[Start INPUT ROWS]

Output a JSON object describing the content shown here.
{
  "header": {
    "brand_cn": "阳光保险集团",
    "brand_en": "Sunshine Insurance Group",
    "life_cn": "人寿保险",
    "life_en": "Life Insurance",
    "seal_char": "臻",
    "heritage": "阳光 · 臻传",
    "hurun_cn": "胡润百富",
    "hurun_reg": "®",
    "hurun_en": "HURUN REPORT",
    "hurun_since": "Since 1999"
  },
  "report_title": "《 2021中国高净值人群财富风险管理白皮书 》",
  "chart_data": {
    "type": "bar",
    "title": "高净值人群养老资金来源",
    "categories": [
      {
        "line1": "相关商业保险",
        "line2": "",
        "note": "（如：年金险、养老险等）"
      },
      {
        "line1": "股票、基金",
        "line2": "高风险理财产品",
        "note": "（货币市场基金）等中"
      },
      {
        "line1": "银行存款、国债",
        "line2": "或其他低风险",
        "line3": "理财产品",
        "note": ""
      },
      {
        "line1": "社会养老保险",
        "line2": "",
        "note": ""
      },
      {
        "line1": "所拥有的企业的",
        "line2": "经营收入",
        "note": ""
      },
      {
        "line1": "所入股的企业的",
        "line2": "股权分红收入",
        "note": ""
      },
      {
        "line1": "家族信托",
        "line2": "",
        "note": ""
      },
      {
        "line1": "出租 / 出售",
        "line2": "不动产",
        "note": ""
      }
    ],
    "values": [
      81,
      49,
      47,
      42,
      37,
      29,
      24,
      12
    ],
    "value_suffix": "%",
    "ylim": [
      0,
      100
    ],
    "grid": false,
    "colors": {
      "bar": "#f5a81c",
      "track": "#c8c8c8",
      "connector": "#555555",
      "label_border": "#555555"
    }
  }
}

[End INPUT ROWS]

SHORT EXERCISE:
From the first line to the last, retype the data exactly.

FINISHED ANSWER:
Output a JSON object describing the content shown here.
{
  "header": {
    "brand_cn": "阳光保险集团",
    "brand_en": "Sunshine Insurance Group",
    "life_cn": "人寿保险",
    "life_en": "Life Insurance",
    "seal_char": "臻",
    "heritage": "阳光 · 臻传",
    "hurun_cn": "胡润百富",
    "hurun_reg": "®",
    "hurun_en": "HURUN REPORT",
    "hurun_since": "Since 1999"
  },
  "report_title": "《 2021中国高净值人群财富风险管理白皮书 》",
  "chart_data": {
    "type": "bar",
    "title": "高净值人群养老资金来源",
    "categories": [
      {
        "line1": "相关商业保险",
        "line2": "",
        "note": "（如：年金险、养老险等）"
      },
      {
        "line1": "股票、基金",
        "line2": "高风险理财产品",
        "note": "（货币市场基金）等中"
      },
      {
        "line1": "银行存款、国债",
        "line2": "或其他低风险",
        "line3": "理财产品",
        "note": ""
      },
      {
        "line1": "社会养老保险",
        "line2": "",
        "note": ""
      },
      {
        "line1": "所拥有的企业的",
        "line2": "经营收入",
        "note": ""
      },
      {
        "line1": "所入股的企业的",
        "line2": "股权分红收入",
        "note": ""
      },
      {
        "line1": "家族信托",
        "line2": "",
        "note": ""
      },
      {
        "line1": "出租 / 出售",
        "line2": "不动产",
        "note": ""
      }
    ],
    "values": [
      81,
      49,
      47,
      42,
      37,
      29,
      24,
      12
    ],
    "value_suffix": "%",
    "ylim": [
      0,
      100
    ],
    "grid": false,
    "colors": {
      "bar": "#f5a81c",
      "track": "#c8c8c8",
      "connector": "#555555",
      "label_border": "#555555"
    }
  }
}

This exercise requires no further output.